◆ Task prompt:
Write out all entries word for word.

[start]

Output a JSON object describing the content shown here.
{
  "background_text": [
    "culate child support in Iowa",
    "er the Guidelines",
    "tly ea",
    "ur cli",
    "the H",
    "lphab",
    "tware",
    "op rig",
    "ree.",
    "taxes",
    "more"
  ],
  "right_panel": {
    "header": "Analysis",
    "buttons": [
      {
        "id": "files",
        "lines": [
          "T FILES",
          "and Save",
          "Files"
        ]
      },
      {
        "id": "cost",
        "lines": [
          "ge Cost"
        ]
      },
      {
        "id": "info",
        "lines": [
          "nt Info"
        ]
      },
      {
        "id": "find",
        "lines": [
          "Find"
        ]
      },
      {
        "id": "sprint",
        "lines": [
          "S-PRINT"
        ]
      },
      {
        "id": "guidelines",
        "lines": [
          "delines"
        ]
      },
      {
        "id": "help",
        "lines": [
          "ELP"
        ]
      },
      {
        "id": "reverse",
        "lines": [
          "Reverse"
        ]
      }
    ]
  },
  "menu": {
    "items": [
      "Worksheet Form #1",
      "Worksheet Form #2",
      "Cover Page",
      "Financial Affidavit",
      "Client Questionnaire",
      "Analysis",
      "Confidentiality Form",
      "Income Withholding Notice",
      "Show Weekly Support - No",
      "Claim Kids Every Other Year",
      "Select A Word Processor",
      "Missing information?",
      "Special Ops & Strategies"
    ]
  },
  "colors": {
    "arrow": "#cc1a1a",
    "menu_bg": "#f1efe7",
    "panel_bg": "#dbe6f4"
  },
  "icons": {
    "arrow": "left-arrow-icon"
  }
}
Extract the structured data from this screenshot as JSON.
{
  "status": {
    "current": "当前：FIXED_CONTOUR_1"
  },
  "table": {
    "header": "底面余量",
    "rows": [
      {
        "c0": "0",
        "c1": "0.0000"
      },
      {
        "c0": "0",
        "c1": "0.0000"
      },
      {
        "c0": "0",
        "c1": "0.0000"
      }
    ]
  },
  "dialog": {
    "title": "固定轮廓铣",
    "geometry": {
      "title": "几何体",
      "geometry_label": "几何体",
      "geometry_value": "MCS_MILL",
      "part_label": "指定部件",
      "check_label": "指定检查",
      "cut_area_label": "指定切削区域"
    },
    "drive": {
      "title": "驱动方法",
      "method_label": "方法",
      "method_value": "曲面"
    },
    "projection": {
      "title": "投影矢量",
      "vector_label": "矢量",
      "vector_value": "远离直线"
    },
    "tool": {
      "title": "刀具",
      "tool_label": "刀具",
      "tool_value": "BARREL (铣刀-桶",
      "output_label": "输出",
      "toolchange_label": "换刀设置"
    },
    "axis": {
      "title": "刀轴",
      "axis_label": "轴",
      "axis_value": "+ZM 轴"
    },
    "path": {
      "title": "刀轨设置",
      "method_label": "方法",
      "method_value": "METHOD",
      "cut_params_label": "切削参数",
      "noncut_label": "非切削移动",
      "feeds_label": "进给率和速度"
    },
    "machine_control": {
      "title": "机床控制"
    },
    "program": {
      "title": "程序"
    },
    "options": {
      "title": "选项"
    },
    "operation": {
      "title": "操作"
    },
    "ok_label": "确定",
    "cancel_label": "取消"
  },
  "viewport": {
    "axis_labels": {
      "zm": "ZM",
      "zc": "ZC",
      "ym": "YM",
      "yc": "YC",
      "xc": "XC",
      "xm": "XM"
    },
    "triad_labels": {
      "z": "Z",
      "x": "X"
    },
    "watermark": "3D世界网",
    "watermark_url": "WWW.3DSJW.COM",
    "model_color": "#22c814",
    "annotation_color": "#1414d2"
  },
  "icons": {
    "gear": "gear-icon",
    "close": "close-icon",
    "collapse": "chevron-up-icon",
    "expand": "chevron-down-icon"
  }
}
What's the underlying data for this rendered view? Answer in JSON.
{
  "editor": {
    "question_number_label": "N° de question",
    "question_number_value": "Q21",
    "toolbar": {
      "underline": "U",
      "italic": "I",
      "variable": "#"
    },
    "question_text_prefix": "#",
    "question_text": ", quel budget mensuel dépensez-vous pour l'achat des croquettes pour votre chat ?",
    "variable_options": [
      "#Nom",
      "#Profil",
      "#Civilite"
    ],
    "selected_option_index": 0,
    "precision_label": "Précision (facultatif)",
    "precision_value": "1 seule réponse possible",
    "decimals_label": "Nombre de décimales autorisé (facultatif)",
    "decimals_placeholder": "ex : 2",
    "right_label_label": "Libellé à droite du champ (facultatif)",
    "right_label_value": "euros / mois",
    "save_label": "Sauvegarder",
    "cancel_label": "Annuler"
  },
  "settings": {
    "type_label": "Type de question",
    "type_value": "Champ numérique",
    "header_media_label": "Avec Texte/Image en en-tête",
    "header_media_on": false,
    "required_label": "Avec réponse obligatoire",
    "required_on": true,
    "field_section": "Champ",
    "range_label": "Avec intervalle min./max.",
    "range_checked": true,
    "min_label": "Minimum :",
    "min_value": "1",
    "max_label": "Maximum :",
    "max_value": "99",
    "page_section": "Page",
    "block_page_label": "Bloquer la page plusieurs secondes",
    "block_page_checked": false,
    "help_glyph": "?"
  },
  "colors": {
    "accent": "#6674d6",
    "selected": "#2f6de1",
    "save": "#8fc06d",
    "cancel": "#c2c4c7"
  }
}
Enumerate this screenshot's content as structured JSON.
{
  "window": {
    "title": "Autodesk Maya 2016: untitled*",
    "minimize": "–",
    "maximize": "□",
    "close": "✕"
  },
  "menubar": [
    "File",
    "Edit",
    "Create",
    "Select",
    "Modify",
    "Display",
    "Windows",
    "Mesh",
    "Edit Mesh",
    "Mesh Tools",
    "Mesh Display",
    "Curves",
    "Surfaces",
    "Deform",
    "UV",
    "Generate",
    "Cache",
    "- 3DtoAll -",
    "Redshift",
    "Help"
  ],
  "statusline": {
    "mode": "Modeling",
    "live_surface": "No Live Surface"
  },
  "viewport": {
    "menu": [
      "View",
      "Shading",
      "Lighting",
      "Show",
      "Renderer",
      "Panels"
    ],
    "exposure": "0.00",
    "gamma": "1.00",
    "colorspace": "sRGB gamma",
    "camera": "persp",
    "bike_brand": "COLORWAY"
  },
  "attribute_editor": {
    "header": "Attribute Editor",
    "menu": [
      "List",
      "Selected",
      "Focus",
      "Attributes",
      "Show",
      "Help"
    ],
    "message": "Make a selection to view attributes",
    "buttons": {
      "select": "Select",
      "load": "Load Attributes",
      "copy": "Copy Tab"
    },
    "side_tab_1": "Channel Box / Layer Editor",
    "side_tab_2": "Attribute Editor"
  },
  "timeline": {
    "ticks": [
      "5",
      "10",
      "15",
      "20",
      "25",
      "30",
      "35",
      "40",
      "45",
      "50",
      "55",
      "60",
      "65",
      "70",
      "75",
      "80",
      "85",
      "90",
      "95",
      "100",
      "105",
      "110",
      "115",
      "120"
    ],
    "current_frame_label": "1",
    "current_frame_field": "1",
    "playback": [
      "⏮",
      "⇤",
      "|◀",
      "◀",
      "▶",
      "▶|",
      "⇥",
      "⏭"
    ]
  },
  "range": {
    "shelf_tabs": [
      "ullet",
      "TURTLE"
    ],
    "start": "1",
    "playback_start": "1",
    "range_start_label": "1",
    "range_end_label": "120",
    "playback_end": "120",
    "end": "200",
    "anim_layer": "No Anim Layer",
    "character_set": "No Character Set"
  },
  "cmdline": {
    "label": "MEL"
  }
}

[end]

◆ Task solution:
Output a JSON object describing the content shown here.
{
  "background_text": [
    "culate child support in Iowa",
    "er the Guidelines",
    "tly ea",
    "ur cli",
    "the H",
    "lphab",
    "tware",
    "op rig",
    "ree.",
    "taxes",
    "more"
  ],
  "right_panel": {
    "header": "Analysis",
    "buttons": [
      {
        "id": "files",
        "lines": [
          "T FILES",
          "and Save",
          "Files"
        ]
      },
      {
        "id": "cost",
        "lines": [
          "ge Cost"
        ]
      },
      {
        "id": "info",
        "lines": [
          "nt Info"
        ]
      },
      {
        "id": "find",
        "lines": [
          "Find"
        ]
      },
      {
        "id": "sprint",
        "lines": [
          "S-PRINT"
        ]
      },
      {
        "id": "guidelines",
        "lines": [
          "delines"
        ]
      },
      {
        "id": "help",
        "lines": [
          "ELP"
        ]
      },
      {
        "id": "reverse",
        "lines": [
          "Reverse"
        ]
      }
    ]
  },
  "menu": {
    "items": [
      "Worksheet Form #1",
      "Worksheet Form #2",
      "Cover Page",
      "Financial Affidavit",
      "Client Questionnaire",
      "Analysis",
      "Confidentiality Form",
      "Income Withholding Notice",
      "Show Weekly Support - No",
      "Claim Kids Every Other Year",
      "Select A Word Processor",
      "Missing information?",
      "Special Ops & Strategies"
    ]
  },
  "colors": {
    "arrow": "#cc1a1a",
    "menu_bg": "#f1efe7",
    "panel_bg": "#dbe6f4"
  },
  "icons": {
    "arrow": "left-arrow-icon"
  }
}
Extract the structured data from this screenshot as JSON.
{
  "status": {
    "current": "当前：FIXED_CONTOUR_1"
  },
  "table": {
    "header": "底面余量",
    "rows": [
      {
        "c0": "0",
        "c1": "0.0000"
      },
      {
        "c0": "0",
        "c1": "0.0000"
      },
      {
        "c0": "0",
        "c1": "0.0000"
      }
    ]
  },
  "dialog": {
    "title": "固定轮廓铣",
    "geometry": {
      "title": "几何体",
      "geometry_label": "几何体",
      "geometry_value": "MCS_MILL",
      "part_label": "指定部件",
      "check_label": "指定检查",
      "cut_area_label": "指定切削区域"
    },
    "drive": {
      "title": "驱动方法",
      "method_label": "方法",
      "method_value": "曲面"
    },
    "projection": {
      "title": "投影矢量",
      "vector_label": "矢量",
      "vector_value": "远离直线"
    },
    "tool": {
      "title": "刀具",
      "tool_label": "刀具",
      "tool_value": "BARREL (铣刀-桶",
      "output_label": "输出",
      "toolchange_label": "换刀设置"
    },
    "axis": {
      "title": "刀轴",
      "axis_label": "轴",
      "axis_value": "+ZM 轴"
    },
    "path": {
      "title": "刀轨设置",
      "method_label": "方法",
      "method_value": "METHOD",
      "cut_params_label": "切削参数",
      "noncut_label": "非切削移动",
      "feeds_label": "进给率和速度"
    },
    "machine_control": {
      "title": "机床控制"
    },
    "program": {
      "title": "程序"
    },
    "options": {
      "title": "选项"
    },
    "operation": {
      "title": "操作"
    },
    "ok_label": "确定",
    "cancel_label": "取消"
  },
  "viewport": {
    "axis_labels": {
      "zm": "ZM",
      "zc": "ZC",
      "ym": "YM",
      "yc": "YC",
      "xc": "XC",
      "xm": "XM"
    },
    "triad_labels": {
      "z": "Z",
      "x": "X"
    },
    "watermark": "3D世界网",
    "watermark_url": "WWW.3DSJW.COM",
    "model_color": "#22c814",
    "annotation_color": "#1414d2"
  },
  "icons": {
    "gear": "gear-icon",
    "close": "close-icon",
    "collapse": "chevron-up-icon",
    "expand": "chevron-down-icon"
  }
}
What's the underlying data for this rendered view? Answer in JSON.
{
  "editor": {
    "question_number_label": "N° de question",
    "question_number_value": "Q21",
    "toolbar": {
      "underline": "U",
      "italic": "I",
      "variable": "#"
    },
    "question_text_prefix": "#",
    "question_text": ", quel budget mensuel dépensez-vous pour l'achat des croquettes pour votre chat ?",
    "variable_options": [
      "#Nom",
      "#Profil",
      "#Civilite"
    ],
    "selected_option_index": 0,
    "precision_label": "Précision (facultatif)",
    "precision_value": "1 seule réponse possible",
    "decimals_label": "Nombre de décimales autorisé (facultatif)",
    "decimals_placeholder": "ex : 2",
    "right_label_label": "Libellé à droite du champ (facultatif)",
    "right_label_value": "euros / mois",
    "save_label": "Sauvegarder",
    "cancel_label": "Annuler"
  },
  "settings": {
    "type_label": "Type de question",
    "type_value": "Champ numérique",
    "header_media_label": "Avec Texte/Image en en-tête",
    "header_media_on": false,
    "required_label": "Avec réponse obligatoire",
    "required_on": true,
    "field_section": "Champ",
    "range_label": "Avec intervalle min./max.",
    "range_checked": true,
    "min_label": "Minimum :",
    "min_value": "1",
    "max_label": "Maximum :",
    "max_value": "99",
    "page_section": "Page",
    "block_page_label": "Bloquer la page plusieurs secondes",
    "block_page_checked": false,
    "help_glyph": "?"
  },
  "colors": {
    "accent": "#6674d6",
    "selected": "#2f6de1",
    "save": "#8fc06d",
    "cancel": "#c2c4c7"
  }
}
Enumerate this screenshot's content as structured JSON.
{
  "window": {
    "title": "Autodesk Maya 2016: untitled*",
    "minimize": "–",
    "maximize": "□",
    "close": "✕"
  },
  "menubar": [
    "File",
    "Edit",
    "Create",
    "Select",
    "Modify",
    "Display",
    "Windows",
    "Mesh",
    "Edit Mesh",
    "Mesh Tools",
    "Mesh Display",
    "Curves",
    "Surfaces",
    "Deform",
    "UV",
    "Generate",
    "Cache",
    "- 3DtoAll -",
    "Redshift",
    "Help"
  ],
  "statusline": {
    "mode": "Modeling",
    "live_surface": "No Live Surface"
  },
  "viewport": {
    "menu": [
      "View",
      "Shading",
      "Lighting",
      "Show",
      "Renderer",
      "Panels"
    ],
    "exposure": "0.00",
    "gamma": "1.00",
    "colorspace": "sRGB gamma",
    "camera": "persp",
    "bike_brand": "COLORWAY"
  },
  "attribute_editor": {
    "header": "Attribute Editor",
    "menu": [
      "List",
      "Selected",
      "Focus",
      "Attributes",
      "Show",
      "Help"
    ],
    "message": "Make a selection to view attributes",
    "buttons": {
      "select": "Select",
      "load": "Load Attributes",
      "copy": "Copy Tab"
    },
    "side_tab_1": "Channel Box / Layer Editor",
    "side_tab_2": "Attribute Editor"
  },
  "timeline": {
    "ticks": [
      "5",
      "10",
      "15",
      "20",
      "25",
      "30",
      "35",
      "40",
      "45",
      "50",
      "55",
      "60",
      "65",
      "70",
      "75",
      "80",
      "85",
      "90",
      "95",
      "100",
      "105",
      "110",
      "115",
      "120"
    ],
    "current_frame_label": "1",
    "current_frame_field": "1",
    "playback": [
      "⏮",
      "⇤",
      "|◀",
      "◀",
      "▶",
      "▶|",
      "⇥",
      "⏭"
    ]
  },
  "range": {
    "shelf_tabs": [
      "ullet",
      "TURTLE"
    ],
    "start": "1",
    "playback_start": "1",
    "range_start_label": "1",
    "range_end_label": "120",
    "playback_end": "120",
    "end": "200",
    "anim_layer": "No Anim Layer",
    "character_set": "No Character Set"
  },
  "cmdline": {
    "label": "MEL"
  }
}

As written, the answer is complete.